Reproduisez intégralement et à l'identique le texte source ci-dessous, consacré à l'adaptation d'Astérix au cinéma.

# TEXTE SOURCE
-------
Le film reprend l'intrigue de l'album éponyme : Après la traditionnelle remise en contexte Gaulois de l'an 50 avant J.C. dans l'univers de Goscinny et Uderzo, l'on assiste à la première présentation d'Astérix, Obélix, Panoramix, du village et de leurs activités quotidienne. Les romains du camp de Petitbonum sous l'égide du Caius Bonus, las d'être tenus en échec par la force inexplicable de ces barbares, montent une opération d'espionnage pour enfin savoir de quoi il en retourne vraiment. Une fois le secret des Gaulois découvert, ils s'en empareront de la source dans l'optique de les vaincre dans un premier temps avant de prendre ensuite le contrôle de l'empire Romain. Seul Astérix peut désormais les en empêcher en la récupérant ...
Et peut-être tient-on déjà là un des problèmes du film : le manque de matière pour tenir un film complet combiné à une fidélité sans bornes à sa source. Un tome d'Astérix comportant 48 pages et 1 page étant environ équivalente à une minute de film, une adaptation d'un album unique nécessite des ajouts afin de pouvoir constituer un long métrage, aussi court soit-il à l'arrivée.
Or, et c'est assez ironique de la part d'un type qui avait pris des libertés monstres dans ses adaptations de Tintin par rapport au matériau d'origine, Goossens fait ici preuve d'une fidélité absolue à l'album original, adapté pratiquement à la case prêt. D'une trop grande fidélité, car on en arrive au cas de figure où ça en deviens un frein à la créativité du film qui ne s'autorise rien qui sorte du cadre de la bande dessinée. Au point même d'ailleurs de reprendre les designs alors approximatifs des personnages tels qu'ils étaient dessinés dans l'album d'origine, à l'exception d'Obélix qui est le seul qu'ils ont rapproché de son design générique (Astérix et Panoramix - bien que ce dernier n'ait ici pas recours à la cane qui l'aide à se déplacer dans l'album - étant les seuls personnages à avoir pratiquement trouvés leur design définitifs immédiatement) !
-------
# DONNÉES FOURNIES

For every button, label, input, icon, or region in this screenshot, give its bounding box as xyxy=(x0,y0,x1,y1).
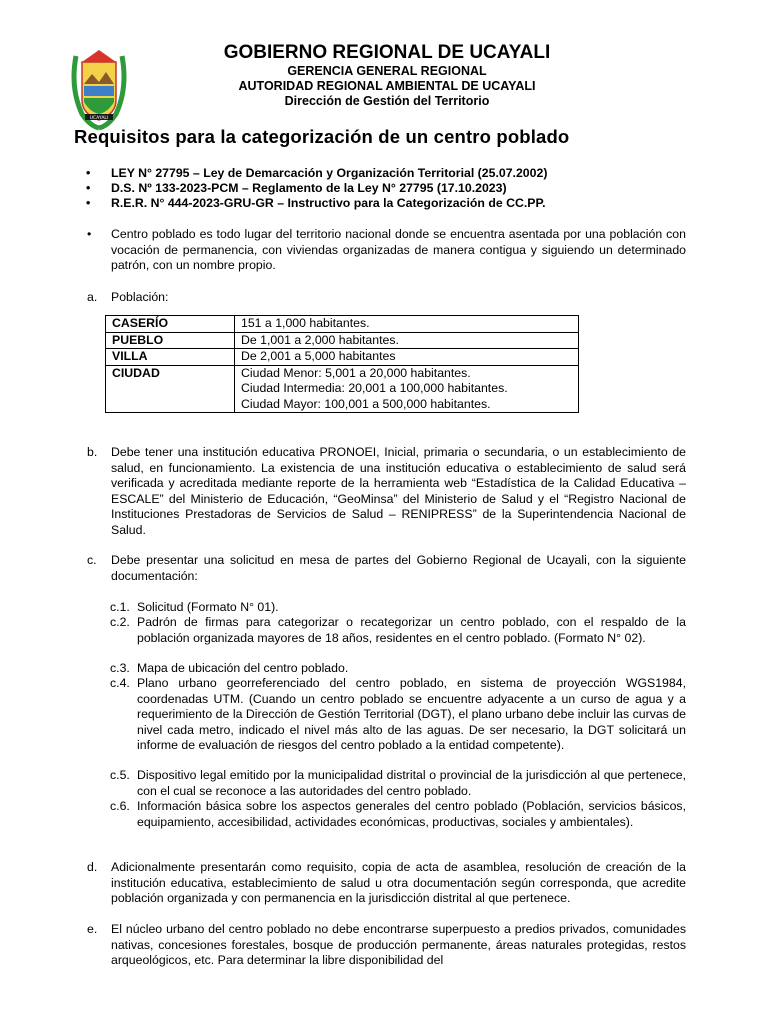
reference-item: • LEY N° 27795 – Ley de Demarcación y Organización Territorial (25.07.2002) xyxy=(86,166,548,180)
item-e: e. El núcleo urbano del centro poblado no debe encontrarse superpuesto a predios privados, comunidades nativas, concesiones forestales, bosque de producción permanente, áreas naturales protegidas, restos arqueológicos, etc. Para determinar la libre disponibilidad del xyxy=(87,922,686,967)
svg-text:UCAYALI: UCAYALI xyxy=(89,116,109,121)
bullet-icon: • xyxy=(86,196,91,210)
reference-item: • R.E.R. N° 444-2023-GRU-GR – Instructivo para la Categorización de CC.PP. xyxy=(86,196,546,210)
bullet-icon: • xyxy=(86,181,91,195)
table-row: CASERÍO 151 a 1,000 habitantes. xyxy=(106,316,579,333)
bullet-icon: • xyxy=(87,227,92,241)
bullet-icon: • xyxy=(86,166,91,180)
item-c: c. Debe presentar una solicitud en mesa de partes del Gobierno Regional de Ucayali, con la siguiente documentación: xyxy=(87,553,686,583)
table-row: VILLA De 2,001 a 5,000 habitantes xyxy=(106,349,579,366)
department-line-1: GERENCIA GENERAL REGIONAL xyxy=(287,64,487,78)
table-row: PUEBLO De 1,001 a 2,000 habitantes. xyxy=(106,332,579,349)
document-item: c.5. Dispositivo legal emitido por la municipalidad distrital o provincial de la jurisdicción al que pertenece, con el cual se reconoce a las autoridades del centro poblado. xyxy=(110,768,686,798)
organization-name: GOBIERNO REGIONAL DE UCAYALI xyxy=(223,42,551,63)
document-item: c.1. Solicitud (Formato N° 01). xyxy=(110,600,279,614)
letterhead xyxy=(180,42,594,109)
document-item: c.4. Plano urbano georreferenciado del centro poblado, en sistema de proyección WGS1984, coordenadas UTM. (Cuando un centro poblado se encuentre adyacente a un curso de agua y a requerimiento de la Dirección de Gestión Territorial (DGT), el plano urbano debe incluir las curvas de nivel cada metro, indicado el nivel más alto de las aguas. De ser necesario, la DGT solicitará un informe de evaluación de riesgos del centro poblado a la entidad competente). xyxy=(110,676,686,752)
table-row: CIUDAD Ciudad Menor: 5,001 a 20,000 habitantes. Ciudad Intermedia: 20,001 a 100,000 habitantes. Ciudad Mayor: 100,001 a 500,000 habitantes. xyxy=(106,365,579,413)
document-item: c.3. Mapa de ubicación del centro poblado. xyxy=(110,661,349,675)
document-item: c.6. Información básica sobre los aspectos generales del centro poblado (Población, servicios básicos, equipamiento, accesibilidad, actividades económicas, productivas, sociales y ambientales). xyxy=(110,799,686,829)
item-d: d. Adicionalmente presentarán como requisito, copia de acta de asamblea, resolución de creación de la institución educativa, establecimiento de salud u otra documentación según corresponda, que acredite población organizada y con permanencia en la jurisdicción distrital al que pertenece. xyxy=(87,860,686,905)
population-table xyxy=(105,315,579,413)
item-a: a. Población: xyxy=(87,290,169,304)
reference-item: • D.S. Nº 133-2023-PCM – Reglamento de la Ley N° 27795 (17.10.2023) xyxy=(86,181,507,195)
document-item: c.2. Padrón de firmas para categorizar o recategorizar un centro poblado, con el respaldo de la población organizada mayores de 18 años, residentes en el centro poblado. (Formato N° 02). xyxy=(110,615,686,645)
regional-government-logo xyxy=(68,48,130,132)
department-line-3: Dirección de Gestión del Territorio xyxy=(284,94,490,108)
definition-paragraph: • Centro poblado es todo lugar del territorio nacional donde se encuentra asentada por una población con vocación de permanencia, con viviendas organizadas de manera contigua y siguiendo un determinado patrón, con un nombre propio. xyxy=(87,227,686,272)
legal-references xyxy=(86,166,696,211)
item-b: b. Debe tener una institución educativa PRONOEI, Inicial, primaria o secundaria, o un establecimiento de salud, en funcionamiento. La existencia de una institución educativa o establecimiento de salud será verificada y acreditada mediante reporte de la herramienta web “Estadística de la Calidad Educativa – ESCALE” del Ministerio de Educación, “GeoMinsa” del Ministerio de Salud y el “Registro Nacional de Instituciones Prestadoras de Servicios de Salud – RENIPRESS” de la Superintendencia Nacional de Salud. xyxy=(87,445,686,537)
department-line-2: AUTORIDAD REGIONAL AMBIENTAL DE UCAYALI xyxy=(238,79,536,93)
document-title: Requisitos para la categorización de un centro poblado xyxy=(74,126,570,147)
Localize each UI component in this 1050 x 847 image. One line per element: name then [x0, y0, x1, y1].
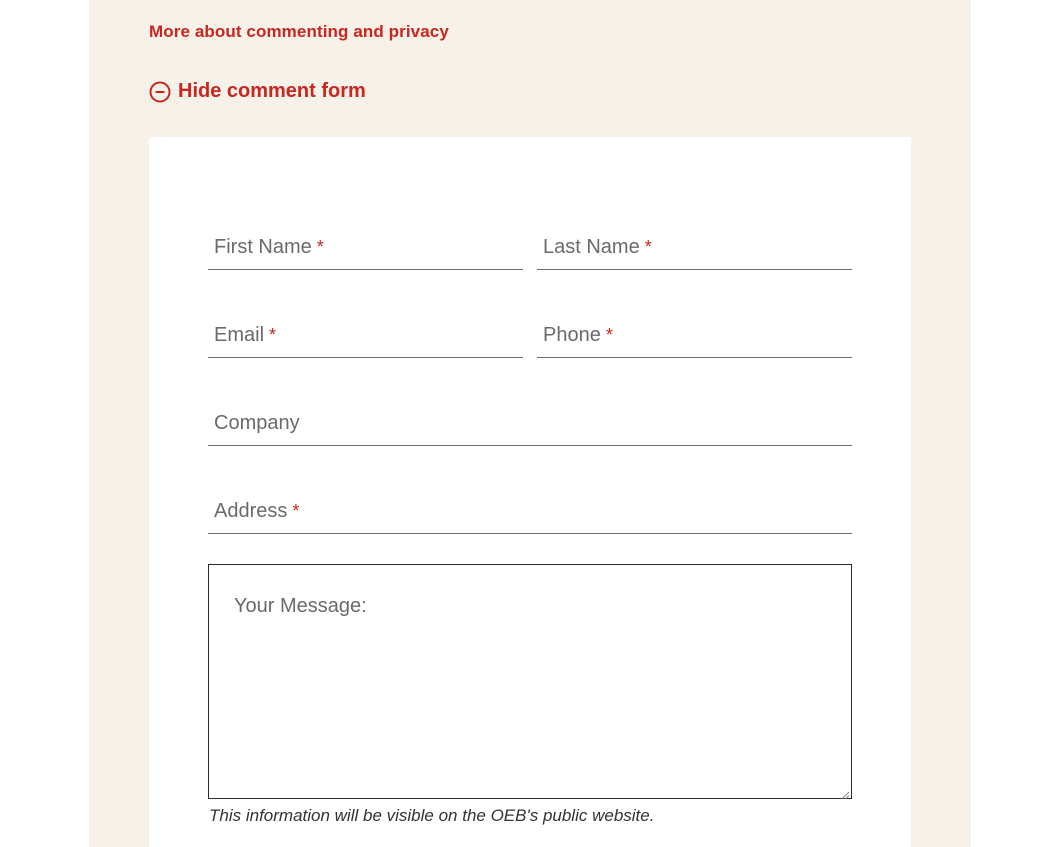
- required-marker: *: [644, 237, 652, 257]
-------
# RÉSULTAT
Le film reprend l'intrigue de l'album éponyme : Après la traditionnelle remise en contexte Gaulois de l'an 50 avant J.C. dans l'univers de Goscinny et Uderzo, l'on assiste à la première présentation d'Astérix, Obélix, Panoramix, du village et de leurs activités quotidienne. Les romains du camp de Petitbonum sous l'égide du Caius Bonus, las d'être tenus en échec par la force inexplicable de ces barbares, montent une opération d'espionnage pour enfin savoir de quoi il en retourne vraiment. Une fois le secret des Gaulois découvert, ils s'en empareront de la source dans l'optique de les vaincre dans un premier temps avant de prendre ensuite le contrôle de l'empire Romain. Seul Astérix peut désormais les en empêcher en la récupérant ...
Et peut-être tient-on déjà là un des problèmes du film : le manque de matière pour tenir un film complet combiné à une fidélité sans bornes à sa source. Un tome d'Astérix comportant 48 pages et 1 page étant environ équivalente à une minute de film, une adaptation d'un album unique nécessite des ajouts afin de pouvoir constituer un long métrage, aussi court soit-il à l'arrivée.
Or, et c'est assez ironique de la part d'un type qui avait pris des libertés monstres dans ses adaptations de Tintin par rapport au matériau d'origine, Goossens fait ici preuve d'une fidélité absolue à l'album original, adapté pratiquement à la case prêt. D'une trop grande fidélité, car on en arrive au cas de figure où ça en deviens un frein à la créativité du film qui ne s'autorise rien qui sorte du cadre de la bande dessinée. Au point même d'ailleurs de reprendre les designs alors approximatifs des personnages tels qu'ils étaient dessinés dans l'album d'origine, à l'exception d'Obélix qui est le seul qu'ils ont rapproché de son design générique (Astérix et Panoramix - bien que ce dernier n'ait ici pas recours à la cane qui l'aide à se déplacer dans l'album - étant les seuls personnages à avoir pratiquement trouvés leur design définitifs immédiatement) !